▸ What to do
Pull every line of the entries that has the word "Ident".

▸ Stored items
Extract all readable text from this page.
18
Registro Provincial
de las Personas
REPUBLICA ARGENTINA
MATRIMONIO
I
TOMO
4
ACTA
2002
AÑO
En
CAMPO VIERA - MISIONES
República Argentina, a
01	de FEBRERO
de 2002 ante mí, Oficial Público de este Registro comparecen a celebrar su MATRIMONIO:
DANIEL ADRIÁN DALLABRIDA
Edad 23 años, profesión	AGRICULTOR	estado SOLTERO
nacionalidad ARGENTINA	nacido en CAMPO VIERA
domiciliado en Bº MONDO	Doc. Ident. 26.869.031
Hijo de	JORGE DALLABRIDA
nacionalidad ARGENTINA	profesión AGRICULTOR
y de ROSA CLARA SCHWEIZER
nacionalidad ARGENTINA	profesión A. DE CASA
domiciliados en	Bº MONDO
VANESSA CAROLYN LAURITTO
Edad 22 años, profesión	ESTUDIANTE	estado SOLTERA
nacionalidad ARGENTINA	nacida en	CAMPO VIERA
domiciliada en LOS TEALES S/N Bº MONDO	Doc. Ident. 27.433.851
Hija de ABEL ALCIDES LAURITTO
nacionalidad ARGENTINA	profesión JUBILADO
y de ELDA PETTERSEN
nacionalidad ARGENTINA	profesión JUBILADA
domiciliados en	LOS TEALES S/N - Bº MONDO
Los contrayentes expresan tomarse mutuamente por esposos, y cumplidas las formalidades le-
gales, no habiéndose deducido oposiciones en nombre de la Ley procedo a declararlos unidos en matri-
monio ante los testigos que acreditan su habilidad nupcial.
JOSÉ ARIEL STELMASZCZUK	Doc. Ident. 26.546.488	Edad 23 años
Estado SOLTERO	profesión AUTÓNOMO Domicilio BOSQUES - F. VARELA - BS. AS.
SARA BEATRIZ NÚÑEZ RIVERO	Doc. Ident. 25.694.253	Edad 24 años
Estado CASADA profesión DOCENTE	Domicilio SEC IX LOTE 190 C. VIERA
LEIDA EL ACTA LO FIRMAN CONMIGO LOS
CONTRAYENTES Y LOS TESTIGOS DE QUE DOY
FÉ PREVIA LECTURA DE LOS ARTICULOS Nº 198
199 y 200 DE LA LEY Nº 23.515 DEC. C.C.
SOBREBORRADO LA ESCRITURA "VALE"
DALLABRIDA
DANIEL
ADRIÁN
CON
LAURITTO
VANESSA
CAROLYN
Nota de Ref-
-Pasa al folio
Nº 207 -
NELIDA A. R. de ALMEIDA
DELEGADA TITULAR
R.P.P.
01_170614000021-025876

▸ Task response
domiciliado en Bº MONDO	Doc. Ident. 26.869.031
domiciliada en LOS TEALES S/N Bº MONDO	Doc. Ident. 27.433.851
JOSÉ ARIEL STELMASZCZUK	Doc. Ident. 26.546.488	Edad 23 años
SARA BEATRIZ NÚÑEZ RIVERO	Doc. Ident. 25.694.253	Edad 24 años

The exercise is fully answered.